**Work to be completed:** Are you able to quote each entry exactly as written?

**Information given:**
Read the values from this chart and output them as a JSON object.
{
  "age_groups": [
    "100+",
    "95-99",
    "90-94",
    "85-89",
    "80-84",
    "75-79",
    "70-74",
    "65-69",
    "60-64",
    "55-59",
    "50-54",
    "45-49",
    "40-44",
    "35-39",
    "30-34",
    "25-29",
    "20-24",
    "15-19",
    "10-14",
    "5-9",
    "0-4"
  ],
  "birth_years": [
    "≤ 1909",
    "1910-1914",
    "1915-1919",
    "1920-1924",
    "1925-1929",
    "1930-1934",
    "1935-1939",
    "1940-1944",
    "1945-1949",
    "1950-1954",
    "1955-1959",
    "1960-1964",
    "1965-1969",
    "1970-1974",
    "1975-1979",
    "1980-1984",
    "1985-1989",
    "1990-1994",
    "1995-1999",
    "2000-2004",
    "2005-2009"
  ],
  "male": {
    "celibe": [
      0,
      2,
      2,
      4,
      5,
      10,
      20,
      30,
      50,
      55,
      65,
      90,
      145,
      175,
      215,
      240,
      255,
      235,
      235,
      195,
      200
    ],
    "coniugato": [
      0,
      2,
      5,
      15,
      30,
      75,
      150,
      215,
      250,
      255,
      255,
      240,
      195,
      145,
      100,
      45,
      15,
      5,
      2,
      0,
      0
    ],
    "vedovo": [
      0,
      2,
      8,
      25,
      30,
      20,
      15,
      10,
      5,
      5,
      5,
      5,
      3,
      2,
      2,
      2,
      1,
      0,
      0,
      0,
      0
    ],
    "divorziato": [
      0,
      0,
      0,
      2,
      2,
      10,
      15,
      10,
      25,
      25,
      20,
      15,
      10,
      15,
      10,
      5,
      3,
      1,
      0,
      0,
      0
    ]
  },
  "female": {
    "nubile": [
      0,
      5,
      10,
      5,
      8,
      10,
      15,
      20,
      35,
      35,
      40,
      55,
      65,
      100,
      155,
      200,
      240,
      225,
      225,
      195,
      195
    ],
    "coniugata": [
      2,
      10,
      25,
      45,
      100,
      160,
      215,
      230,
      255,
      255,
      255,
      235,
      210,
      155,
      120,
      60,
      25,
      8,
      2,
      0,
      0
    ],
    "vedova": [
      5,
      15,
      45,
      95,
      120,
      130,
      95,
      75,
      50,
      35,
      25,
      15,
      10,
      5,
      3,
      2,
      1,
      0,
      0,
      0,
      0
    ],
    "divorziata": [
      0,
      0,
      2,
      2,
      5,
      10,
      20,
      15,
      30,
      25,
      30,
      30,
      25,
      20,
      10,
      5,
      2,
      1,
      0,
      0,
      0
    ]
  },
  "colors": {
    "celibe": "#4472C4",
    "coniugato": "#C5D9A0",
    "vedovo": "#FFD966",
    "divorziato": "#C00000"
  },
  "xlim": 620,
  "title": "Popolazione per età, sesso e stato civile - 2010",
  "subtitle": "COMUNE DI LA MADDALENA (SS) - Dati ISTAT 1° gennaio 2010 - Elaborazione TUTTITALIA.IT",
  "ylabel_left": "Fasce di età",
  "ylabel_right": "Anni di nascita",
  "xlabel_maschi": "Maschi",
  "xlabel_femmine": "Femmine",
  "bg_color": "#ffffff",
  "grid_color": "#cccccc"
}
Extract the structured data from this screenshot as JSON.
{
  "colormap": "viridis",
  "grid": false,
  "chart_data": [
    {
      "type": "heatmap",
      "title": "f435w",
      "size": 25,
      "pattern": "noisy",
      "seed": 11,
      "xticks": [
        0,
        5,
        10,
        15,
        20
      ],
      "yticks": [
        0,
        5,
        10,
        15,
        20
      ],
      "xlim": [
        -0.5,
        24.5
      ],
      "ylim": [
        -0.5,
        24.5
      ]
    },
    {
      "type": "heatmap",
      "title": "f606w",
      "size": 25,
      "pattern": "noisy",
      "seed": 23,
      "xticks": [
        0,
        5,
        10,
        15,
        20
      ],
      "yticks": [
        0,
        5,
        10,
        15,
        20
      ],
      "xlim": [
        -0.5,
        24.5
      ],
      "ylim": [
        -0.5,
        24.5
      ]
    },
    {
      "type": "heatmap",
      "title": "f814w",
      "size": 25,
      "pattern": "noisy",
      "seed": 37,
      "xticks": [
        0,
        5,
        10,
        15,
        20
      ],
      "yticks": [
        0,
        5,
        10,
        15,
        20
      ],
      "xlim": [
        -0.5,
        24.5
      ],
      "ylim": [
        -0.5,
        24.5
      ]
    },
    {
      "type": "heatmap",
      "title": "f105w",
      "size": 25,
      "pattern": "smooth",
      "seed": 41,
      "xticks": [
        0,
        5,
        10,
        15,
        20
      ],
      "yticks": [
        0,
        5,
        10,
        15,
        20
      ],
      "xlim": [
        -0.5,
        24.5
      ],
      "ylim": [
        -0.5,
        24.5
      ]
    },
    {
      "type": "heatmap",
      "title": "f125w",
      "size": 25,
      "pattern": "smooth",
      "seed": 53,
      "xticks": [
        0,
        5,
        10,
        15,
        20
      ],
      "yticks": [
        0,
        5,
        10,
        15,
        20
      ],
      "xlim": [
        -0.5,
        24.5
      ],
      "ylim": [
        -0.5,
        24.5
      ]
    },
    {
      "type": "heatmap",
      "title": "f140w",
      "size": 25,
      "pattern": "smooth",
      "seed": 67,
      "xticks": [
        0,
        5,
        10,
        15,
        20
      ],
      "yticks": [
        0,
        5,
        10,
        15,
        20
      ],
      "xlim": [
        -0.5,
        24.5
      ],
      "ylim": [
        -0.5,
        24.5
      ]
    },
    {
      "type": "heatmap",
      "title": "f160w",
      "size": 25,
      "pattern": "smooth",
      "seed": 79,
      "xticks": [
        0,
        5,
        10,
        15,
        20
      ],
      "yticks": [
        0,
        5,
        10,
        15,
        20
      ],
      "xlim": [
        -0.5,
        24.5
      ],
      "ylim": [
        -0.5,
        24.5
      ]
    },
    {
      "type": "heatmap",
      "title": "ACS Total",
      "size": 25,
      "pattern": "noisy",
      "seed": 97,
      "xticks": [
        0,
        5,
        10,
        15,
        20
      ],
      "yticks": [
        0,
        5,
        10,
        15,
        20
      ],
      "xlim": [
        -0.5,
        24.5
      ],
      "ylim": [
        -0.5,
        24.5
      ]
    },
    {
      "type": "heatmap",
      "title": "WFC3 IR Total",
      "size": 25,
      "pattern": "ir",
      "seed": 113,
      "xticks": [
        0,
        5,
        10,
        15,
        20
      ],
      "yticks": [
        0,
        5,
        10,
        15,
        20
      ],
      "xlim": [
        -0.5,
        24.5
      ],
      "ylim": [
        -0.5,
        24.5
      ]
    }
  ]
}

**Correct output:**
Read the values from this chart and output them as a JSON object.
{
  "age_groups": [
    "100+",
    "95-99",
    "90-94",
    "85-89",
    "80-84",
    "75-79",
    "70-74",
    "65-69",
    "60-64",
    "55-59",
    "50-54",
    "45-49",
    "40-44",
    "35-39",
    "30-34",
    "25-29",
    "20-24",
    "15-19",
    "10-14",
    "5-9",
    "0-4"
  ],
  "birth_years": [
    "≤ 1909",
    "1910-1914",
    "1915-1919",
    "1920-1924",
    "1925-1929",
    "1930-1934",
    "1935-1939",
    "1940-1944",
    "1945-1949",
    "1950-1954",
    "1955-1959",
    "1960-1964",
    "1965-1969",
    "1970-1974",
    "1975-1979",
    "1980-1984",
    "1985-1989",
    "1990-1994",
    "1995-1999",
    "2000-2004",
    "2005-2009"
  ],
  "male": {
    "celibe": [
      0,
      2,
      2,
      4,
      5,
      10,
      20,
      30,
      50,
      55,
      65,
      90,
      145,
      175,
      215,
      240,
      255,
      235,
      235,
      195,
      200
    ],
    "coniugato": [
      0,
      2,
      5,
      15,
      30,
      75,
      150,
      215,
      250,
      255,
      255,
      240,
      195,
      145,
      100,
      45,
      15,
      5,
      2,
      0,
      0
    ],
    "vedovo": [
      0,
      2,
      8,
      25,
      30,
      20,
      15,
      10,
      5,
      5,
      5,
      5,
      3,
      2,
      2,
      2,
      1,
      0,
      0,
      0,
      0
    ],
    "divorziato": [
      0,
      0,
      0,
      2,
      2,
      10,
      15,
      10,
      25,
      25,
      20,
      15,
      10,
      15,
      10,
      5,
      3,
      1,
      0,
      0,
      0
    ]
  },
  "female": {
    "nubile": [
      0,
      5,
      10,
      5,
      8,
      10,
      15,
      20,
      35,
      35,
      40,
      55,
      65,
      100,
      155,
      200,
      240,
      225,
      225,
      195,
      195
    ],
    "coniugata": [
      2,
      10,
      25,
      45,
      100,
      160,
      215,
      230,
      255,
      255,
      255,
      235,
      210,
      155,
      120,
      60,
      25,
      8,
      2,
      0,
      0
    ],
    "vedova": [
      5,
      15,
      45,
      95,
      120,
      130,
      95,
      75,
      50,
      35,
      25,
      15,
      10,
      5,
      3,
      2,
      1,
      0,
      0,
      0,
      0
    ],
    "divorziata": [
      0,
      0,
      2,
      2,
      5,
      10,
      20,
      15,
      30,
      25,
      30,
      30,
      25,
      20,
      10,
      5,
      2,
      1,
      0,
      0,
      0
    ]
  },
  "colors": {
    "celibe": "#4472C4",
    "coniugato": "#C5D9A0",
    "vedovo": "#FFD966",
    "divorziato": "#C00000"
  },
  "xlim": 620,
  "title": "Popolazione per età, sesso e stato civile - 2010",
  "subtitle": "COMUNE DI LA MADDALENA (SS) - Dati ISTAT 1° gennaio 2010 - Elaborazione TUTTITALIA.IT",
  "ylabel_left": "Fasce di età",
  "ylabel_right": "Anni di nascita",
  "xlabel_maschi": "Maschi",
  "xlabel_femmine": "Femmine",
  "bg_color": "#ffffff",
  "grid_color": "#cccccc"
}
Extract the structured data from this screenshot as JSON.
{
  "colormap": "viridis",
  "grid": false,
  "chart_data": [
    {
      "type": "heatmap",
      "title": "f435w",
      "size": 25,
      "pattern": "noisy",
      "seed": 11,
      "xticks": [
        0,
        5,
        10,
        15,
        20
      ],
      "yticks": [
        0,
        5,
        10,
        15,
        20
      ],
      "xlim": [
        -0.5,
        24.5
      ],
      "ylim": [
        -0.5,
        24.5
      ]
    },
    {
      "type": "heatmap",
      "title": "f606w",
      "size": 25,
      "pattern": "noisy",
      "seed": 23,
      "xticks": [
        0,
        5,
        10,
        15,
        20
      ],
      "yticks": [
        0,
        5,
        10,
        15,
        20
      ],
      "xlim": [
        -0.5,
        24.5
      ],
      "ylim": [
        -0.5,
        24.5
      ]
    },
    {
      "type": "heatmap",
      "title": "f814w",
      "size": 25,
      "pattern": "noisy",
      "seed": 37,
      "xticks": [
        0,
        5,
        10,
        15,
        20
      ],
      "yticks": [
        0,
        5,
        10,
        15,
        20
      ],
      "xlim": [
        -0.5,
        24.5
      ],
      "ylim": [
        -0.5,
        24.5
      ]
    },
    {
      "type": "heatmap",
      "title": "f105w",
      "size": 25,
      "pattern": "smooth",
      "seed": 41,
      "xticks": [
        0,
        5,
        10,
        15,
        20
      ],
      "yticks": [
        0,
        5,
        10,
        15,
        20
      ],
      "xlim": [
        -0.5,
        24.5
      ],
      "ylim": [
        -0.5,
        24.5
      ]
    },
    {
      "type": "heatmap",
      "title": "f125w",
      "size": 25,
      "pattern": "smooth",
      "seed": 53,
      "xticks": [
        0,
        5,
        10,
        15,
        20
      ],
      "yticks": [
        0,
        5,
        10,
        15,
        20
      ],
      "xlim": [
        -0.5,
        24.5
      ],
      "ylim": [
        -0.5,
        24.5
      ]
    },
    {
      "type": "heatmap",
      "title": "f140w",
      "size": 25,
      "pattern": "smooth",
      "seed": 67,
      "xticks": [
        0,
        5,
        10,
        15,
        20
      ],
      "yticks": [
        0,
        5,
        10,
        15,
        20
      ],
      "xlim": [
        -0.5,
        24.5
      ],
      "ylim": [
        -0.5,
        24.5
      ]
    },
    {
      "type": "heatmap",
      "title": "f160w",
      "size": 25,
      "pattern": "smooth",
      "seed": 79,
      "xticks": [
        0,
        5,
        10,
        15,
        20
      ],
      "yticks": [
        0,
        5,
        10,
        15,
        20
      ],
      "xlim": [
        -0.5,
        24.5
      ],
      "ylim": [
        -0.5,
        24.5
      ]
    },
    {
      "type": "heatmap",
      "title": "ACS Total",
      "size": 25,
      "pattern": "noisy",
      "seed": 97,
      "xticks": [
        0,
        5,
        10,
        15,
        20
      ],
      "yticks": [
        0,
        5,
        10,
        15,
        20
      ],
      "xlim": [
        -0.5,
        24.5
      ],
      "ylim": [
        -0.5,
        24.5
      ]
    },
    {
      "type": "heatmap",
      "title": "WFC3 IR Total",
      "size": 25,
      "pattern": "ir",
      "seed": 113,
      "xticks": [
        0,
        5,
        10,
        15,
        20
      ],
      "yticks": [
        0,
        5,
        10,
        15,
        20
      ],
      "xlim": [
        -0.5,
        24.5
      ],
      "ylim": [
        -0.5,
        24.5
      ]
    }
  ]
}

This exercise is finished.